● Data:
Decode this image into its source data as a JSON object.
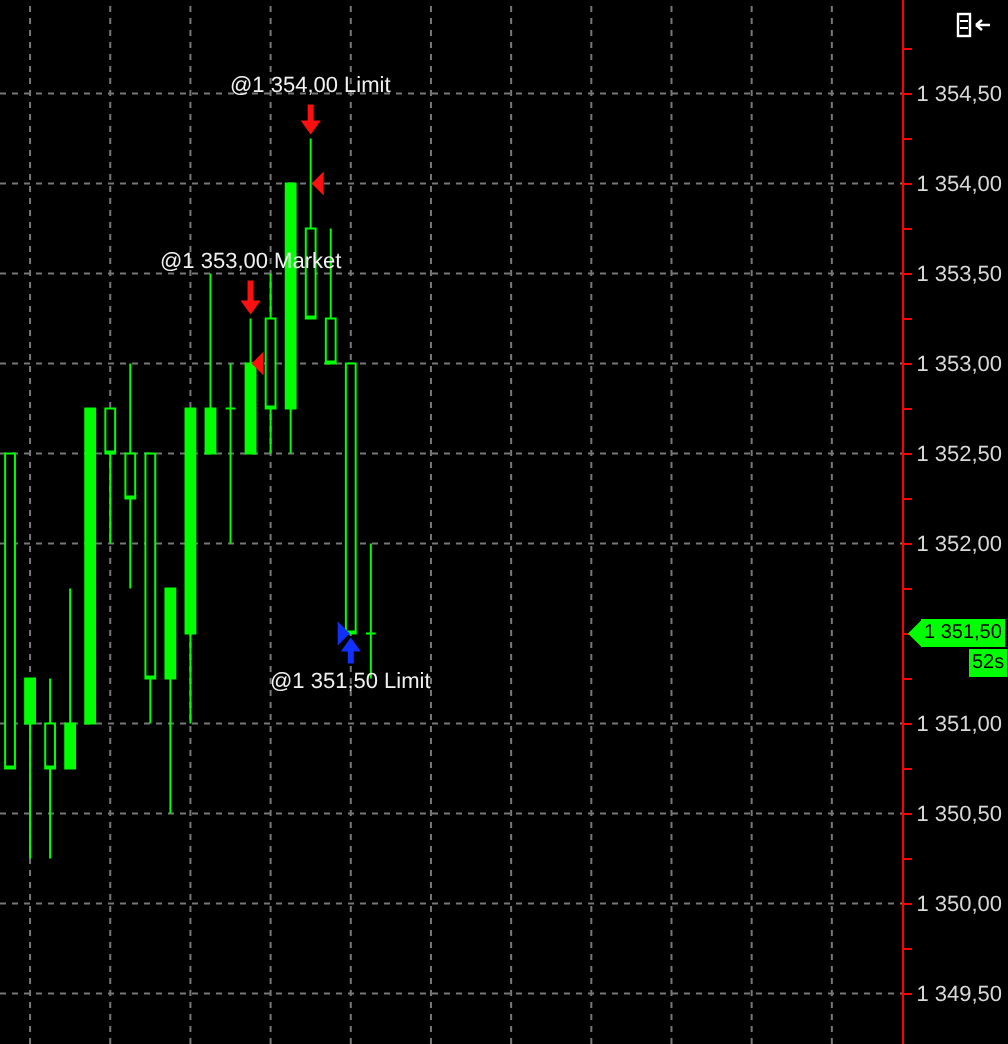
{
  "chart_data": {
    "type": "candlestick",
    "categories": [
      null,
      null,
      null,
      null,
      null,
      null,
      null,
      null,
      null,
      null,
      null,
      null,
      null,
      null,
      null,
      null,
      null,
      null,
      null,
      null,
      null,
      null,
      null,
      null,
      null,
      null,
      null,
      null,
      null,
      null,
      null,
      null,
      null,
      null,
      null,
      null,
      null,
      null,
      null,
      null,
      null,
      null,
      null,
      null,
      null
    ],
    "ohlc": [
      [
        1352.5,
        1352.5,
        1350.75,
        1350.75
      ],
      [
        1351.0,
        1351.25,
        1350.25,
        1351.25
      ],
      [
        1351.0,
        1351.25,
        1350.25,
        1350.75
      ],
      [
        1350.75,
        1351.75,
        1350.75,
        1351.0
      ],
      [
        1351.0,
        1352.75,
        1351.0,
        1352.75
      ],
      [
        1352.75,
        1352.75,
        1352.0,
        1352.5
      ],
      [
        1352.5,
        1353.0,
        1351.75,
        1352.25
      ],
      [
        1352.5,
        1352.5,
        1351.0,
        1351.25
      ],
      [
        1351.25,
        1351.75,
        1350.5,
        1351.75
      ],
      [
        1351.5,
        1352.75,
        1351.0,
        1352.75
      ],
      [
        1352.5,
        1353.5,
        1352.5,
        1352.75
      ],
      [
        1352.75,
        1353.0,
        1352.0,
        1352.75
      ],
      [
        1352.5,
        1353.25,
        1352.5,
        1353.0
      ],
      [
        1353.25,
        1353.5,
        1352.5,
        1352.75
      ],
      [
        1352.75,
        1354.0,
        1352.5,
        1354.0
      ],
      [
        1353.75,
        1354.25,
        1353.25,
        1353.25
      ],
      [
        1353.25,
        1353.75,
        1353.0,
        1353.0
      ],
      [
        1353.0,
        1353.0,
        1351.5,
        1351.5
      ],
      [
        1351.5,
        1352.0,
        1351.25,
        1351.5
      ],
      null,
      null,
      null,
      null,
      null,
      null,
      null,
      null,
      null,
      null,
      null,
      null,
      null,
      null,
      null,
      null,
      null,
      null,
      null,
      null,
      null,
      null,
      null,
      null,
      null,
      null
    ],
    "color": "#00ff00",
    "ylim": [
      1349.22,
      1355.02
    ],
    "yticks": [
      {
        "value": 1349.5,
        "label": "1 349,50"
      },
      {
        "value": 1349.75,
        "label": null
      },
      {
        "value": 1350.0,
        "label": "1 350,00"
      },
      {
        "value": 1350.25,
        "label": null
      },
      {
        "value": 1350.5,
        "label": "1 350,50"
      },
      {
        "value": 1350.75,
        "label": null
      },
      {
        "value": 1351.0,
        "label": "1 351,00"
      },
      {
        "value": 1351.25,
        "label": null
      },
      {
        "value": 1351.5,
        "label": null
      },
      {
        "value": 1351.75,
        "label": null
      },
      {
        "value": 1352.0,
        "label": "1 352,00"
      },
      {
        "value": 1352.25,
        "label": null
      },
      {
        "value": 1352.5,
        "label": "1 352,50"
      },
      {
        "value": 1352.75,
        "label": null
      },
      {
        "value": 1353.0,
        "label": "1 353,00"
      },
      {
        "value": 1353.25,
        "label": null
      },
      {
        "value": 1353.5,
        "label": "1 353,50"
      },
      {
        "value": 1353.75,
        "label": null
      },
      {
        "value": 1354.0,
        "label": "1 354,00"
      },
      {
        "value": 1354.25,
        "label": null
      },
      {
        "value": 1354.5,
        "label": "1 354,50"
      },
      {
        "value": 1354.75,
        "label": null
      }
    ],
    "grid": true,
    "tick_labels": "y",
    "annotations": [
      "@1 354,00 Limit",
      "@1 353,00 Market",
      "@1 351,50 Limit",
      "1 351,50",
      "52s"
    ]
  }
}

● Exercise details:
Make a verbatim copy of all the entries and strip out the pictures.

● Final answer:
Decode this image into its source data as a JSON object.
{
  "chart_data": {
    "type": "candlestick",
    "categories": [
      null,
      null,
      null,
      null,
      null,
      null,
      null,
      null,
      null,
      null,
      null,
      null,
      null,
      null,
      null,
      null,
      null,
      null,
      null,
      null,
      null,
      null,
      null,
      null,
      null,
      null,
      null,
      null,
      null,
      null,
      null,
      null,
      null,
      null,
      null,
      null,
      null,
      null,
      null,
      null,
      null,
      null,
      null,
      null,
      null
    ],
    "ohlc": [
      [
        1352.5,
        1352.5,
        1350.75,
        1350.75
      ],
      [
        1351.0,
        1351.25,
        1350.25,
        1351.25
      ],
      [
        1351.0,
        1351.25,
        1350.25,
        1350.75
      ],
      [
        1350.75,
        1351.75,
        1350.75,
        1351.0
      ],
      [
        1351.0,
        1352.75,
        1351.0,
        1352.75
      ],
      [
        1352.75,
        1352.75,
        1352.0,
        1352.5
      ],
      [
        1352.5,
        1353.0,
        1351.75,
        1352.25
      ],
      [
        1352.5,
        1352.5,
        1351.0,
        1351.25
      ],
      [
        1351.25,
        1351.75,
        1350.5,
        1351.75
      ],
      [
        1351.5,
        1352.75,
        1351.0,
        1352.75
      ],
      [
        1352.5,
        1353.5,
        1352.5,
        1352.75
      ],
      [
        1352.75,
        1353.0,
        1352.0,
        1352.75
      ],
      [
        1352.5,
        1353.25,
        1352.5,
        1353.0
      ],
      [
        1353.25,
        1353.5,
        1352.5,
        1352.75
      ],
      [
        1352.75,
        1354.0,
        1352.5,
        1354.0
      ],
      [
        1353.75,
        1354.25,
        1353.25,
        1353.25
      ],
      [
        1353.25,
        1353.75,
        1353.0,
        1353.0
      ],
      [
        1353.0,
        1353.0,
        1351.5,
        1351.5
      ],
      [
        1351.5,
        1352.0,
        1351.25,
        1351.5
      ],
      null,
      null,
      null,
      null,
      null,
      null,
      null,
      null,
      null,
      null,
      null,
      null,
      null,
      null,
      null,
      null,
      null,
      null,
      null,
      null,
      null,
      null,
      null,
      null,
      null,
      null
    ],
    "color": "#00ff00",
    "ylim": [
      1349.22,
      1355.02
    ],
    "yticks": [
      {
        "value": 1349.5,
        "label": "1 349,50"
      },
      {
        "value": 1349.75,
        "label": null
      },
      {
        "value": 1350.0,
        "label": "1 350,00"
      },
      {
        "value": 1350.25,
        "label": null
      },
      {
        "value": 1350.5,
        "label": "1 350,50"
      },
      {
        "value": 1350.75,
        "label": null
      },
      {
        "value": 1351.0,
        "label": "1 351,00"
      },
      {
        "value": 1351.25,
        "label": null
      },
      {
        "value": 1351.5,
        "label": null
      },
      {
        "value": 1351.75,
        "label": null
      },
      {
        "value": 1352.0,
        "label": "1 352,00"
      },
      {
        "value": 1352.25,
        "label": null
      },
      {
        "value": 1352.5,
        "label": "1 352,50"
      },
      {
        "value": 1352.75,
        "label": null
      },
      {
        "value": 1353.0,
        "label": "1 353,00"
      },
      {
        "value": 1353.25,
        "label": null
      },
      {
        "value": 1353.5,
        "label": "1 353,50"
      },
      {
        "value": 1353.75,
        "label": null
      },
      {
        "value": 1354.0,
        "label": "1 354,00"
      },
      {
        "value": 1354.25,
        "label": null
      },
      {
        "value": 1354.5,
        "label": "1 354,50"
      },
      {
        "value": 1354.75,
        "label": null
      }
    ],
    "grid": true,
    "tick_labels": "y",
    "annotations": [
      "@1 354,00 Limit",
      "@1 353,00 Market",
      "@1 351,50 Limit",
      "1 351,50",
      "52s"
    ]
  }
}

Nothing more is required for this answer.